Brief: Write the number of lines holding the word "beeps", and nothing else.

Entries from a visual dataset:
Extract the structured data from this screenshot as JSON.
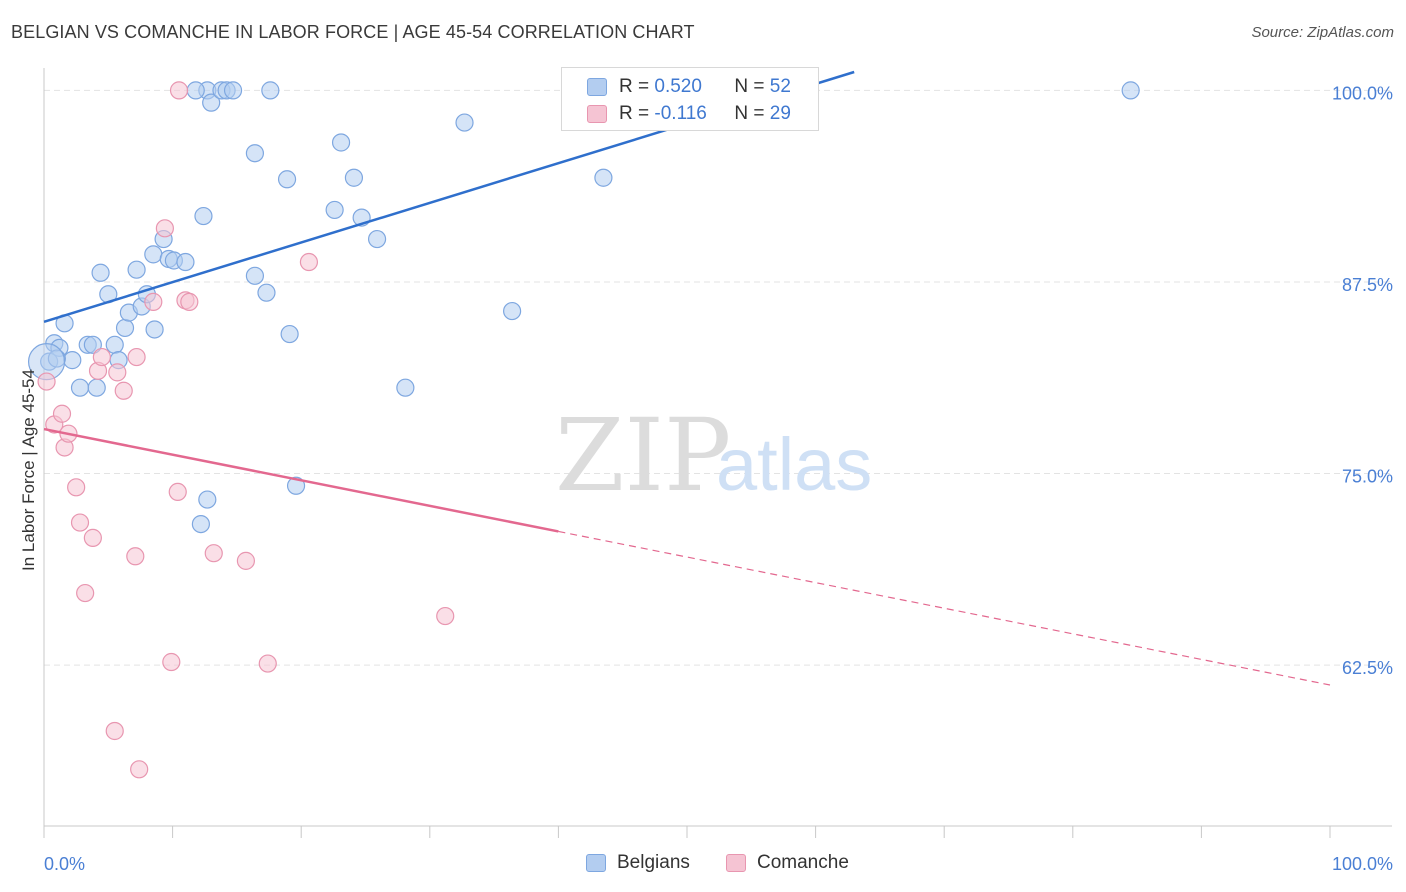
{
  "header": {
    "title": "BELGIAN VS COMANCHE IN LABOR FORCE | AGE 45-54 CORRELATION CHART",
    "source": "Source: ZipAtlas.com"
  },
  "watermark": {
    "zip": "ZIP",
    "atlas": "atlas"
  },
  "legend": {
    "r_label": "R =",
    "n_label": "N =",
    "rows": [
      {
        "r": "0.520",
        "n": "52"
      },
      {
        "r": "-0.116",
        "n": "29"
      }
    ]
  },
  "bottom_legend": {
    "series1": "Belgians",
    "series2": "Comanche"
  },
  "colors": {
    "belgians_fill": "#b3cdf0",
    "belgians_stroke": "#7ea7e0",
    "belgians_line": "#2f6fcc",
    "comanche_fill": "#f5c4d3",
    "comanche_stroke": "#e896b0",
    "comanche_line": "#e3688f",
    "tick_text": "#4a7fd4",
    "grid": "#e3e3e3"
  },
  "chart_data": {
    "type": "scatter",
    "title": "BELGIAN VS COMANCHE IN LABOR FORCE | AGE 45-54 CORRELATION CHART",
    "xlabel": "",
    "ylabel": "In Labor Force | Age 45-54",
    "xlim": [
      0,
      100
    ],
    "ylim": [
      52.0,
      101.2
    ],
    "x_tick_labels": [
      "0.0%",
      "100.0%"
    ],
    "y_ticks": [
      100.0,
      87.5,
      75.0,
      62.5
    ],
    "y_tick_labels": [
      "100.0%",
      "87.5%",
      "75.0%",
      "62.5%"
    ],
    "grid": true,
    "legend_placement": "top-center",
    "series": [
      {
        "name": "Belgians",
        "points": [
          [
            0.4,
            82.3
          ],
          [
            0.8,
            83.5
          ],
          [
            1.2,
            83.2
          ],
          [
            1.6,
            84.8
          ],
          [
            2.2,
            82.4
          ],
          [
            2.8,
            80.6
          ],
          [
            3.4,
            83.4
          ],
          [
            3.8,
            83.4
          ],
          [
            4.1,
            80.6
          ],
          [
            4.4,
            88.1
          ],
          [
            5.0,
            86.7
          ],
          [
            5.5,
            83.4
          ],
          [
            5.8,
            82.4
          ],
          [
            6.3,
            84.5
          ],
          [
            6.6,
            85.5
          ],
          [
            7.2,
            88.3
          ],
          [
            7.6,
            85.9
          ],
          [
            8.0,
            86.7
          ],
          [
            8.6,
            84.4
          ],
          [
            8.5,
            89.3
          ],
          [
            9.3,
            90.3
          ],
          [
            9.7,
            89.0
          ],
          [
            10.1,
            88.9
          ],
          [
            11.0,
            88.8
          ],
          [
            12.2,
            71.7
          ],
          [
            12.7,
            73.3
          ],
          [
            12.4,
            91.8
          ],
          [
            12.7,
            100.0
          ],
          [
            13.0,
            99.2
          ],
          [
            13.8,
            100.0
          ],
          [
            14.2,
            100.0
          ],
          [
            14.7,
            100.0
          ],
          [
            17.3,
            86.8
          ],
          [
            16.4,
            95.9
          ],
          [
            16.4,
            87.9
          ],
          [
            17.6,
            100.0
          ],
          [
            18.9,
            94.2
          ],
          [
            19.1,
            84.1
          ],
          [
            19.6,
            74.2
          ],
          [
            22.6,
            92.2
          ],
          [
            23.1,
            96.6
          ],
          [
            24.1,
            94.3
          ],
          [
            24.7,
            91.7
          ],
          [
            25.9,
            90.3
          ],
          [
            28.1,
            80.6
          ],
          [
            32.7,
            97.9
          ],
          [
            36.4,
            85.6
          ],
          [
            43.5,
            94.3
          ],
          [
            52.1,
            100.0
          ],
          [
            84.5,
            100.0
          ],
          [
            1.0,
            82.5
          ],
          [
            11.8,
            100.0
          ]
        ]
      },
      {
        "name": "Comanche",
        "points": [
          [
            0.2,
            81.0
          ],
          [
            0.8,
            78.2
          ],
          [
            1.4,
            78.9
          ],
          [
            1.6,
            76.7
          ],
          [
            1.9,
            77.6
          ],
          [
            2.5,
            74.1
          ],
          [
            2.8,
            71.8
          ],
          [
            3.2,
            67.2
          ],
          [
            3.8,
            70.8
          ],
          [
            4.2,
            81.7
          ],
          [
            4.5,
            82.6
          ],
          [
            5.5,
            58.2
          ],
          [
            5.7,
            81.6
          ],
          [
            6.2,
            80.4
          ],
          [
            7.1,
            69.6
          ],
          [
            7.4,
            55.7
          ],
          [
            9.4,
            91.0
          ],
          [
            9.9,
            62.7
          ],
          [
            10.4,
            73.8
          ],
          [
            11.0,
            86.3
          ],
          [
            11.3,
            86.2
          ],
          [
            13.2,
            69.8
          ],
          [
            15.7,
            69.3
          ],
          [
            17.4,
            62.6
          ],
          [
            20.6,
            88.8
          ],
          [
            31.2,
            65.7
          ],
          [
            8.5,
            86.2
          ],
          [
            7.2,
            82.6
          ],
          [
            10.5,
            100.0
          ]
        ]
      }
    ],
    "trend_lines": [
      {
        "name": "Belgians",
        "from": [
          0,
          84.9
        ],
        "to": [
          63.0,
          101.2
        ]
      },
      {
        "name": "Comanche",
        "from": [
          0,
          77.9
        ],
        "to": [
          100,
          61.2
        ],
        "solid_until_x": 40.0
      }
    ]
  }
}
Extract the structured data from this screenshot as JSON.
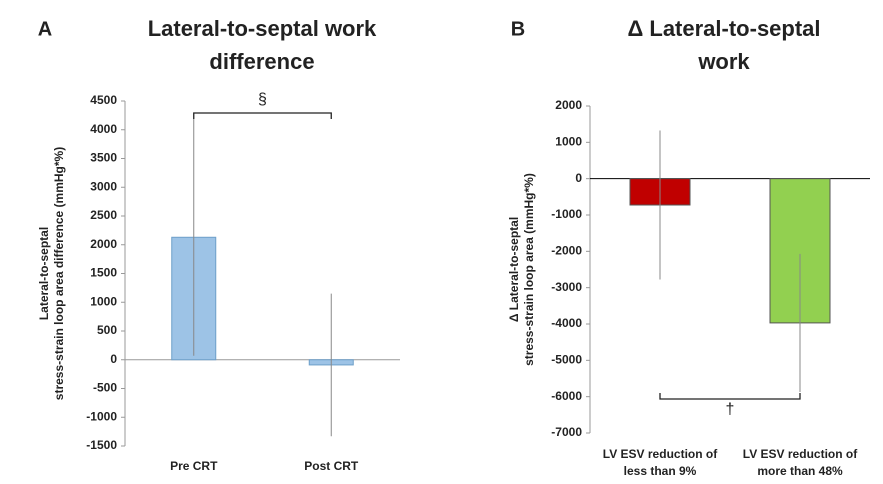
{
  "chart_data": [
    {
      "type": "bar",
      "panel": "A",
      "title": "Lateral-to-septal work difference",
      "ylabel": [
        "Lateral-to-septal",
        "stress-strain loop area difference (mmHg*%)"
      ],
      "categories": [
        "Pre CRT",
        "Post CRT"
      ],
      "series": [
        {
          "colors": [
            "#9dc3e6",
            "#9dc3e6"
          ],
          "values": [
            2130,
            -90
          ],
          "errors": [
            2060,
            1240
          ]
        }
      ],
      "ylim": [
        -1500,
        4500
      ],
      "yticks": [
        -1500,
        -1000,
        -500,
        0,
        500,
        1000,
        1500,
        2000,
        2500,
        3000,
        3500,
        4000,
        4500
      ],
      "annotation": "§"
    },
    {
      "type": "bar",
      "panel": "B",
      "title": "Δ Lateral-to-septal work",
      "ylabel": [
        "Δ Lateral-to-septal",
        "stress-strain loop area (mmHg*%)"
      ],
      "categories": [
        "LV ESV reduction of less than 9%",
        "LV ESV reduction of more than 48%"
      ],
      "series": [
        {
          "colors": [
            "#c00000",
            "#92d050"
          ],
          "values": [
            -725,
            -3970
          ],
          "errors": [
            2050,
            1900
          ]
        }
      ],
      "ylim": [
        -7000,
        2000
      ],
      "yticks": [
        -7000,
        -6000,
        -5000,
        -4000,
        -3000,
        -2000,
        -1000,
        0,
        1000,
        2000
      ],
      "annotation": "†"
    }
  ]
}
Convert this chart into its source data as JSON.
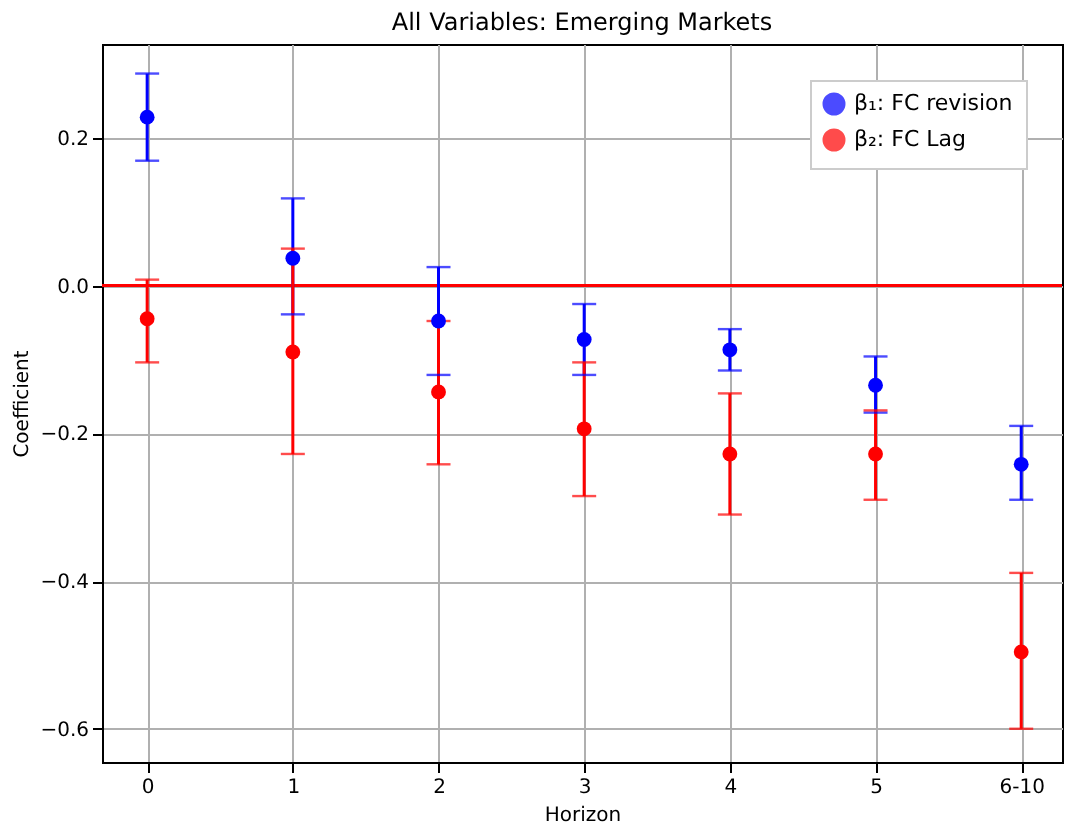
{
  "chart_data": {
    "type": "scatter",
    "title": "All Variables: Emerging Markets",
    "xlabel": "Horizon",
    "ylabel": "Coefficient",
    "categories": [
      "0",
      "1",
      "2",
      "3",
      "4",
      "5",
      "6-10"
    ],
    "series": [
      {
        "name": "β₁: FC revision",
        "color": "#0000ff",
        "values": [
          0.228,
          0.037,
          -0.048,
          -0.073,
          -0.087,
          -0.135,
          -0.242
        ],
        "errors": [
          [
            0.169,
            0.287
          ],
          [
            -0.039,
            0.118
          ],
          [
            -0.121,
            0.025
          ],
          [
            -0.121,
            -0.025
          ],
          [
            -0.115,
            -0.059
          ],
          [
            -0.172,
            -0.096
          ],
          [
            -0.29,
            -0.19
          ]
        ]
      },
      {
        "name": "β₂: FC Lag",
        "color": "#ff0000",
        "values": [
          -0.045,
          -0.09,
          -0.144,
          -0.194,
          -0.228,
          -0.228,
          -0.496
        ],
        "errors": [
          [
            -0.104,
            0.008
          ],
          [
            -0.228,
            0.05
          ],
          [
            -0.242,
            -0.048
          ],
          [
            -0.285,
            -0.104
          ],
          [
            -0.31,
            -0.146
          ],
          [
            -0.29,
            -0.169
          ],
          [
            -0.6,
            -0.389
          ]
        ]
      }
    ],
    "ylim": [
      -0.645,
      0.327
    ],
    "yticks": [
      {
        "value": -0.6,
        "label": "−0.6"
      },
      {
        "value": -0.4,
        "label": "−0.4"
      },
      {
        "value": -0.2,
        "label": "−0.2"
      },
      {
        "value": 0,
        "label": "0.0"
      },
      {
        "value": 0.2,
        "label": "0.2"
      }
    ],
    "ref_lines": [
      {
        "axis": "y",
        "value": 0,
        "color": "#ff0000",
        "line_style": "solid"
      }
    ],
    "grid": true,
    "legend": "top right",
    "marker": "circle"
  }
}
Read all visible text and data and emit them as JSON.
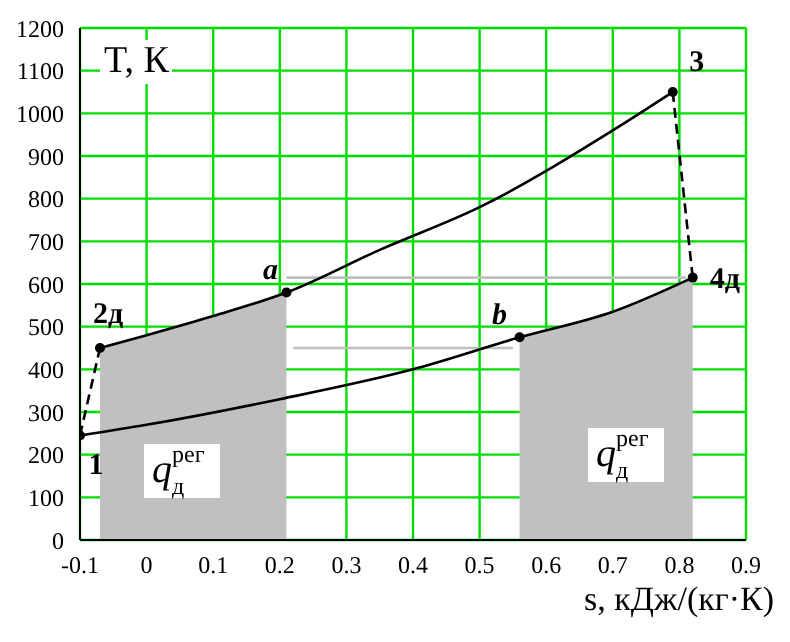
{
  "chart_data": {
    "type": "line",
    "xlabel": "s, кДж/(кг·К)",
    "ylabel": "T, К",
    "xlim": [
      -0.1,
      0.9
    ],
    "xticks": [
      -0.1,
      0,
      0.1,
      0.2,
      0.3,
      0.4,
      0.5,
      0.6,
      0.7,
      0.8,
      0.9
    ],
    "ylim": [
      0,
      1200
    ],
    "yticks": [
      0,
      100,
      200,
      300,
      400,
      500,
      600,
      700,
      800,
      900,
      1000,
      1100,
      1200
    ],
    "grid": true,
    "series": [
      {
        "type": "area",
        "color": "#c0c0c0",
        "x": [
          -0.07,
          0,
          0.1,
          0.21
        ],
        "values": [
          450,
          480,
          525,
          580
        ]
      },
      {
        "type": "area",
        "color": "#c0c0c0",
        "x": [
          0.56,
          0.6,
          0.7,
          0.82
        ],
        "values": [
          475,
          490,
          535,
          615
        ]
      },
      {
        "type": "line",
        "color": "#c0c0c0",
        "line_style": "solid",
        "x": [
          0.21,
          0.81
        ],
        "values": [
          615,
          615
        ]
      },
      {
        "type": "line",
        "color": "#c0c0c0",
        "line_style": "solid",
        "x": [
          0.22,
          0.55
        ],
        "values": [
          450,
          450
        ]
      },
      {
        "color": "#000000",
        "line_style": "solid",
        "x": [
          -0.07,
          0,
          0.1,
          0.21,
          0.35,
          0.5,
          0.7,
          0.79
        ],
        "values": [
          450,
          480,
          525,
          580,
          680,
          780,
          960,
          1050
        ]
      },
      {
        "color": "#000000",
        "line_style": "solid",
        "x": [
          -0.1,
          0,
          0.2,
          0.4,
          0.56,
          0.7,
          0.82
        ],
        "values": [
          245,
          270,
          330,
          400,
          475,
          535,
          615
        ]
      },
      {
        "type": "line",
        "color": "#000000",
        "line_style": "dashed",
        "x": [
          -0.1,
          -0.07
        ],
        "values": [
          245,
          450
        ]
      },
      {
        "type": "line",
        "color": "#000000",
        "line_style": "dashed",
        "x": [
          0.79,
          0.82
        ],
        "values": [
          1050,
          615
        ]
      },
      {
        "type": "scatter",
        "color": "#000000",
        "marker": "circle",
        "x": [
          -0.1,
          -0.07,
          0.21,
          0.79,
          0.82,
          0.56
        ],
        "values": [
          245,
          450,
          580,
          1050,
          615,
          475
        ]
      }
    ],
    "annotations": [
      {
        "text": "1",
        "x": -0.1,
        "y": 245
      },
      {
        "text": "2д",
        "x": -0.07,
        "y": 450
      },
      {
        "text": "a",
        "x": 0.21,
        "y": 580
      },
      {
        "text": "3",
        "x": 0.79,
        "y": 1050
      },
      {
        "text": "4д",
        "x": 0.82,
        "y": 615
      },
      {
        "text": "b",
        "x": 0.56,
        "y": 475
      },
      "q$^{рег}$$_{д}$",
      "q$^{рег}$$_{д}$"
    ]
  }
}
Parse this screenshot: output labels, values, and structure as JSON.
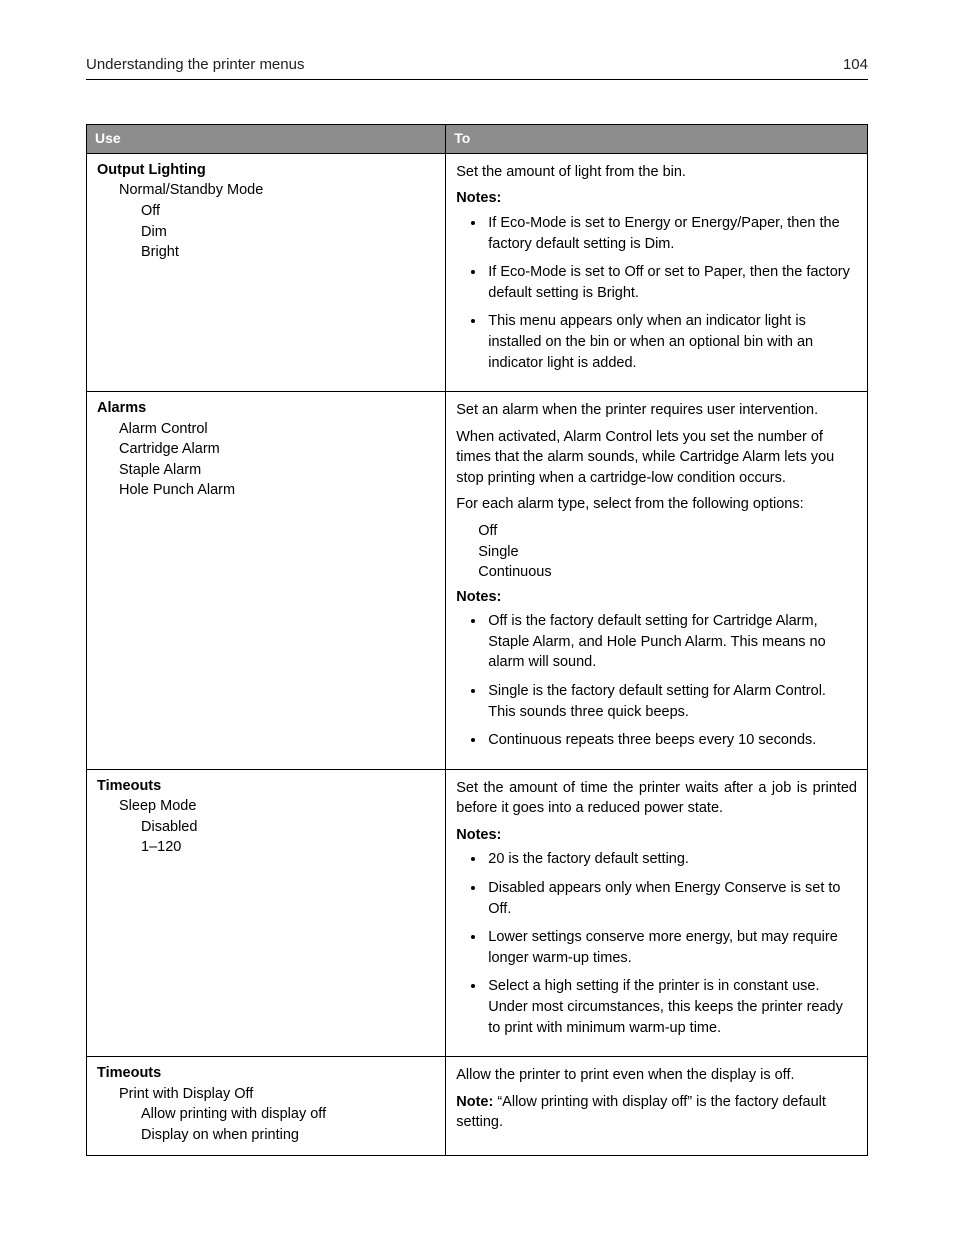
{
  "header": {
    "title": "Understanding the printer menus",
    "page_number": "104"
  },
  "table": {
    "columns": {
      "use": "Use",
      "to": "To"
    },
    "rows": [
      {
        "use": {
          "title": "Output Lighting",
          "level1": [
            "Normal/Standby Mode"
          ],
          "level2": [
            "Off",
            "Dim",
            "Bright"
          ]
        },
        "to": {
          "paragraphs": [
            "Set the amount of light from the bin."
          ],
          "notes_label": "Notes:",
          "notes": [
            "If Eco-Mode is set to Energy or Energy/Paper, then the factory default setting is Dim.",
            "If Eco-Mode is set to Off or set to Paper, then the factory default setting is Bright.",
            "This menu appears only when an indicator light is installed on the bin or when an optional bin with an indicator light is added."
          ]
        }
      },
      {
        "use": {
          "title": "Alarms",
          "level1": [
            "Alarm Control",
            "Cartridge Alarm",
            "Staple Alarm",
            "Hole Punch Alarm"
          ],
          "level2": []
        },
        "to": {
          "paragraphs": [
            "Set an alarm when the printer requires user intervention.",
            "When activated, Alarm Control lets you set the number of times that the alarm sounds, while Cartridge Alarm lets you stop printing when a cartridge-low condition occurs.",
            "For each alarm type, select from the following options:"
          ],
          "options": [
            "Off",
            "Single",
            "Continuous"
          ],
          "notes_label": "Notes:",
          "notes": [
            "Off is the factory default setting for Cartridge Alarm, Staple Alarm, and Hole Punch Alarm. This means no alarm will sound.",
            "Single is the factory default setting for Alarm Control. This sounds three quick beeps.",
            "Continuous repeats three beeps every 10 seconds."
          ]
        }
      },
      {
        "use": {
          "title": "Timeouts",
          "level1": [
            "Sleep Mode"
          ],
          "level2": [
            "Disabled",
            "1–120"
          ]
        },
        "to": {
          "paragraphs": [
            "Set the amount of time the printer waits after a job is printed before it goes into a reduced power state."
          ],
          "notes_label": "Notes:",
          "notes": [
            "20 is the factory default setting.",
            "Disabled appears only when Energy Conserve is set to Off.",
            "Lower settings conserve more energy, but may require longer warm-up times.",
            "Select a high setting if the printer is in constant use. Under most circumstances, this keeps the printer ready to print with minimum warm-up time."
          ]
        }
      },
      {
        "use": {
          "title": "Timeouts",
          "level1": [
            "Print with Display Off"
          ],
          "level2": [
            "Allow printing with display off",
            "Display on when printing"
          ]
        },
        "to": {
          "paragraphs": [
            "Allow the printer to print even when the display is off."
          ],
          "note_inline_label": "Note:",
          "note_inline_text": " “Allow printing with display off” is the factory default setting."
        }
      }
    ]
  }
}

Answer to the problem: 2